PROVIDED DATA:
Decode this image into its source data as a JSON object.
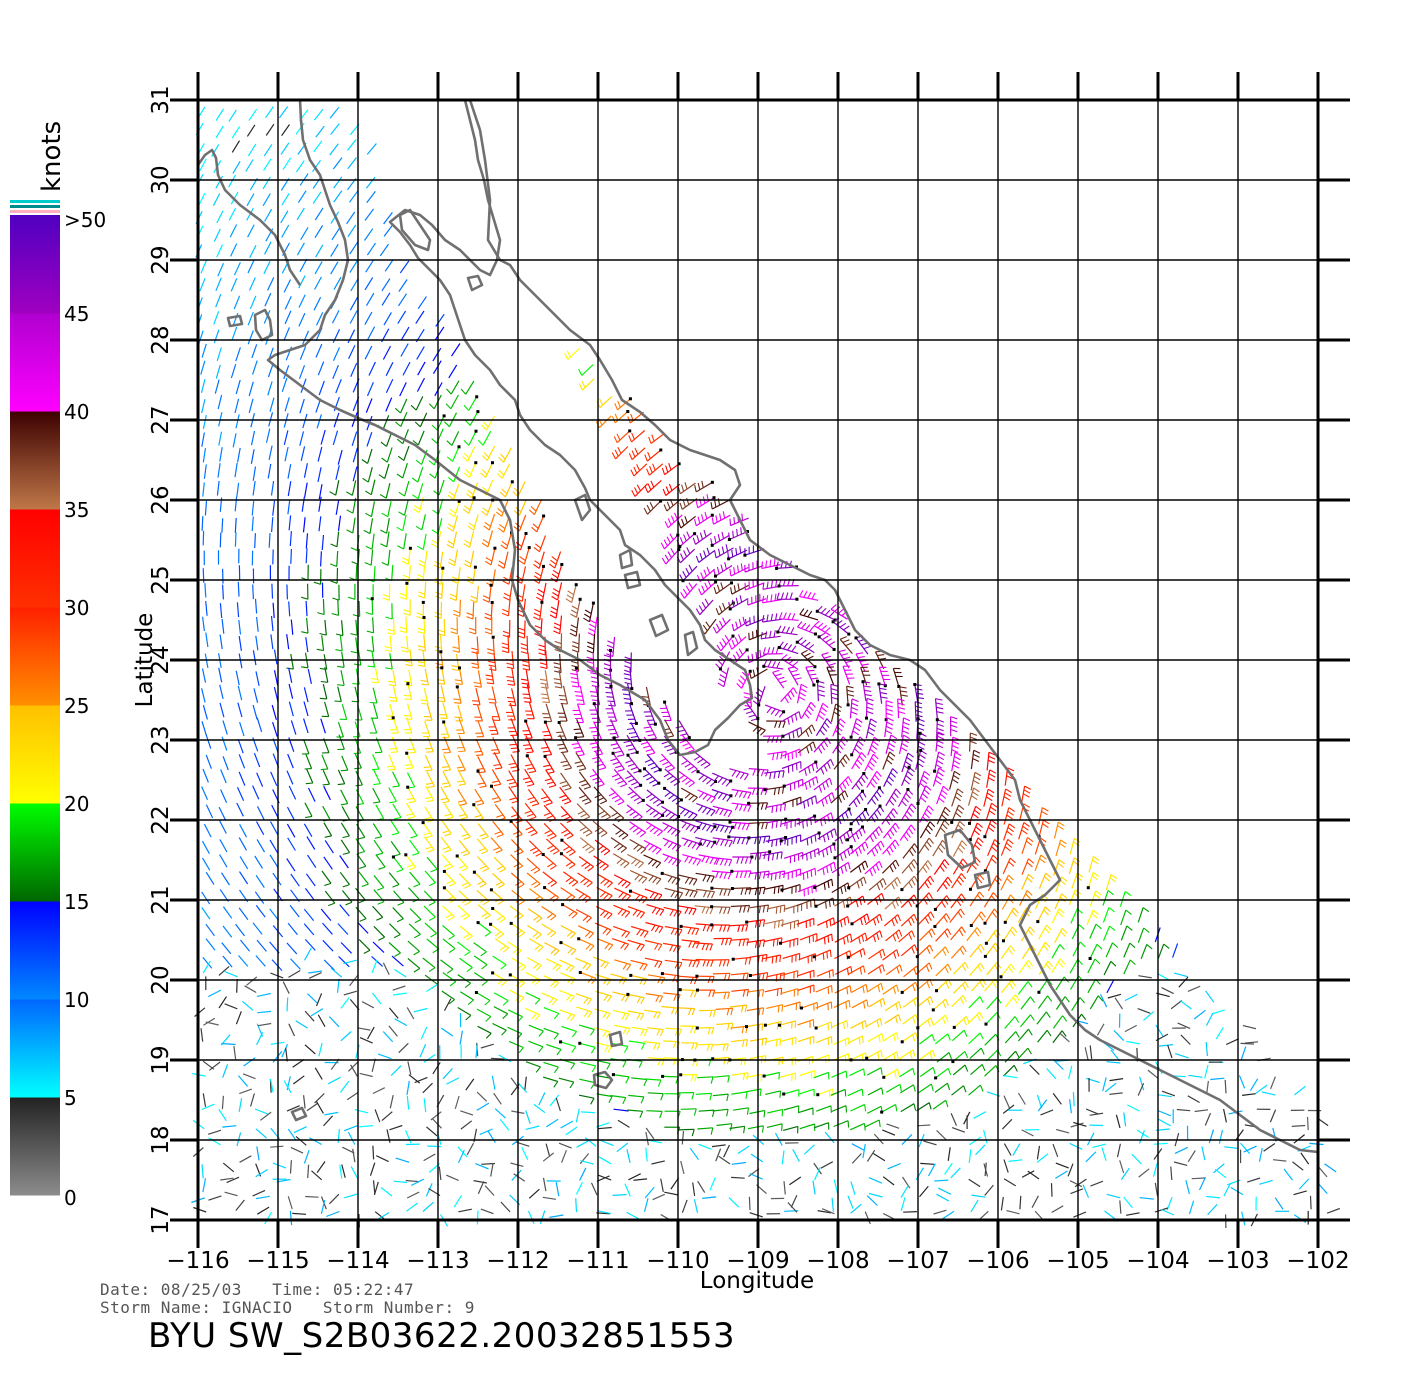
{
  "map": {
    "x_axis": {
      "label": "Longitude",
      "ticks": [
        "-116",
        "-115",
        "-114",
        "-113",
        "-112",
        "-111",
        "-110",
        "-109",
        "-108",
        "-107",
        "-106",
        "-105",
        "-104",
        "-103",
        "-102"
      ],
      "range": [
        -116,
        -101.6
      ]
    },
    "y_axis": {
      "label": "Latitude",
      "ticks": [
        "17",
        "18",
        "19",
        "20",
        "21",
        "22",
        "23",
        "24",
        "25",
        "26",
        "27",
        "28",
        "29",
        "30",
        "31"
      ],
      "range": [
        17,
        31
      ]
    },
    "storm_center": {
      "lon": -108.8,
      "lat": 23.6
    },
    "grid": true
  },
  "colorbar": {
    "unit": "knots",
    "labels": [
      "0",
      "5",
      "10",
      "15",
      "20",
      "25",
      "30",
      "35",
      "40",
      "45",
      ">50"
    ],
    "bands": [
      {
        "min": 0,
        "max": 5,
        "colors": [
          "#8c8c8c",
          "#222222"
        ]
      },
      {
        "min": 5,
        "max": 10,
        "colors": [
          "#00ffff",
          "#0066ff"
        ]
      },
      {
        "min": 10,
        "max": 15,
        "colors": [
          "#0088ff",
          "#0000ff"
        ]
      },
      {
        "min": 15,
        "max": 20,
        "colors": [
          "#006600",
          "#00ff00"
        ]
      },
      {
        "min": 20,
        "max": 25,
        "colors": [
          "#ffff00",
          "#ffc000"
        ]
      },
      {
        "min": 25,
        "max": 30,
        "colors": [
          "#ff9000",
          "#ff2000"
        ]
      },
      {
        "min": 30,
        "max": 35,
        "colors": [
          "#ff3000",
          "#ff0000"
        ]
      },
      {
        "min": 35,
        "max": 40,
        "colors": [
          "#c07848",
          "#3c0000"
        ]
      },
      {
        "min": 40,
        "max": 45,
        "colors": [
          "#ff00ff",
          "#b000d0"
        ]
      },
      {
        "min": 45,
        "max": 50,
        "colors": [
          "#a000c0",
          "#5000c0"
        ]
      }
    ]
  },
  "info": {
    "date_line": "Date: 08/25/03   Time: 05:22:47",
    "storm_line": "Storm Name: IGNACIO   Storm Number: 9",
    "file_id": "BYU SW_S2B03622.20032851553"
  }
}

WHAT YOU HAVE TO DO:
Omitting all images, retype each line of the records precisely.

FULL SOLUTION:
Decode this image into its source data as a JSON object.
{
  "map": {
    "x_axis": {
      "label": "Longitude",
      "ticks": [
        "-116",
        "-115",
        "-114",
        "-113",
        "-112",
        "-111",
        "-110",
        "-109",
        "-108",
        "-107",
        "-106",
        "-105",
        "-104",
        "-103",
        "-102"
      ],
      "range": [
        -116,
        -101.6
      ]
    },
    "y_axis": {
      "label": "Latitude",
      "ticks": [
        "17",
        "18",
        "19",
        "20",
        "21",
        "22",
        "23",
        "24",
        "25",
        "26",
        "27",
        "28",
        "29",
        "30",
        "31"
      ],
      "range": [
        17,
        31
      ]
    },
    "storm_center": {
      "lon": -108.8,
      "lat": 23.6
    },
    "grid": true
  },
  "colorbar": {
    "unit": "knots",
    "labels": [
      "0",
      "5",
      "10",
      "15",
      "20",
      "25",
      "30",
      "35",
      "40",
      "45",
      ">50"
    ],
    "bands": [
      {
        "min": 0,
        "max": 5,
        "colors": [
          "#8c8c8c",
          "#222222"
        ]
      },
      {
        "min": 5,
        "max": 10,
        "colors": [
          "#00ffff",
          "#0066ff"
        ]
      },
      {
        "min": 10,
        "max": 15,
        "colors": [
          "#0088ff",
          "#0000ff"
        ]
      },
      {
        "min": 15,
        "max": 20,
        "colors": [
          "#006600",
          "#00ff00"
        ]
      },
      {
        "min": 20,
        "max": 25,
        "colors": [
          "#ffff00",
          "#ffc000"
        ]
      },
      {
        "min": 25,
        "max": 30,
        "colors": [
          "#ff9000",
          "#ff2000"
        ]
      },
      {
        "min": 30,
        "max": 35,
        "colors": [
          "#ff3000",
          "#ff0000"
        ]
      },
      {
        "min": 35,
        "max": 40,
        "colors": [
          "#c07848",
          "#3c0000"
        ]
      },
      {
        "min": 40,
        "max": 45,
        "colors": [
          "#ff00ff",
          "#b000d0"
        ]
      },
      {
        "min": 45,
        "max": 50,
        "colors": [
          "#a000c0",
          "#5000c0"
        ]
      }
    ]
  },
  "info": {
    "date_line": "Date: 08/25/03   Time: 05:22:47",
    "storm_line": "Storm Name: IGNACIO   Storm Number: 9",
    "file_id": "BYU SW_S2B03622.20032851553"
  }
}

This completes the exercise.